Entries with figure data

★ ★ ★ ★ ★

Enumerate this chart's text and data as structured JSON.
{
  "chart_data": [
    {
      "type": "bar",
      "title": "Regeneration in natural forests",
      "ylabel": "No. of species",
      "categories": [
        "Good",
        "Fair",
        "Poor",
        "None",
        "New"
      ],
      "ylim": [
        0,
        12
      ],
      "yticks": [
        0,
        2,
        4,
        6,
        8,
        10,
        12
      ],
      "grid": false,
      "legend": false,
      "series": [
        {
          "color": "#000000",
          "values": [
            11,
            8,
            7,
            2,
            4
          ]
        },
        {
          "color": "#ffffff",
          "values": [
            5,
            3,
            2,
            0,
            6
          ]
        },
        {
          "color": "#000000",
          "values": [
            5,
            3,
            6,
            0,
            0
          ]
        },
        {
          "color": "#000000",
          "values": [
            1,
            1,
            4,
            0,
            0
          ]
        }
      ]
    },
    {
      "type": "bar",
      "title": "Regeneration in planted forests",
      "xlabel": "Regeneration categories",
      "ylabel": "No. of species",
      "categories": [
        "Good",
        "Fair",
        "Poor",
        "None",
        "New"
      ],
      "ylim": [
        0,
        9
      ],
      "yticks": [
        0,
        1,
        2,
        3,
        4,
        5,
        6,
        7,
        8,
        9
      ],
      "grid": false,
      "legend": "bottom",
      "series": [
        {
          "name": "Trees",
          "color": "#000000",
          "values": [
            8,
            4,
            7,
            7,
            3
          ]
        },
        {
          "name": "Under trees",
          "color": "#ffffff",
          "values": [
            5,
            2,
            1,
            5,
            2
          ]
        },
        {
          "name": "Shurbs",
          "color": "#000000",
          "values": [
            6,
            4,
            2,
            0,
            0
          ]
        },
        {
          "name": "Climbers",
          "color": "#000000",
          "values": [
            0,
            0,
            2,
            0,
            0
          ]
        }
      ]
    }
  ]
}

★ ★ ★ ★ ★

• _What you will do_: Reproduce the entries above exactly.

• _Final answer_:
Enumerate this chart's text and data as structured JSON.
{
  "chart_data": [
    {
      "type": "bar",
      "title": "Regeneration in natural forests",
      "ylabel": "No. of species",
      "categories": [
        "Good",
        "Fair",
        "Poor",
        "None",
        "New"
      ],
      "ylim": [
        0,
        12
      ],
      "yticks": [
        0,
        2,
        4,
        6,
        8,
        10,
        12
      ],
      "grid": false,
      "legend": false,
      "series": [
        {
          "color": "#000000",
          "values": [
            11,
            8,
            7,
            2,
            4
          ]
        },
        {
          "color": "#ffffff",
          "values": [
            5,
            3,
            2,
            0,
            6
          ]
        },
        {
          "color": "#000000",
          "values": [
            5,
            3,
            6,
            0,
            0
          ]
        },
        {
          "color": "#000000",
          "values": [
            1,
            1,
            4,
            0,
            0
          ]
        }
      ]
    },
    {
      "type": "bar",
      "title": "Regeneration in planted forests",
      "xlabel": "Regeneration categories",
      "ylabel": "No. of species",
      "categories": [
        "Good",
        "Fair",
        "Poor",
        "None",
        "New"
      ],
      "ylim": [
        0,
        9
      ],
      "yticks": [
        0,
        1,
        2,
        3,
        4,
        5,
        6,
        7,
        8,
        9
      ],
      "grid": false,
      "legend": "bottom",
      "series": [
        {
          "name": "Trees",
          "color": "#000000",
          "values": [
            8,
            4,
            7,
            7,
            3
          ]
        },
        {
          "name": "Under trees",
          "color": "#ffffff",
          "values": [
            5,
            2,
            1,
            5,
            2
          ]
        },
        {
          "name": "Shurbs",
          "color": "#000000",
          "values": [
            6,
            4,
            2,
            0,
            0
          ]
        },
        {
          "name": "Climbers",
          "color": "#000000",
          "values": [
            0,
            0,
            2,
            0,
            0
          ]
        }
      ]
    }
  ]
}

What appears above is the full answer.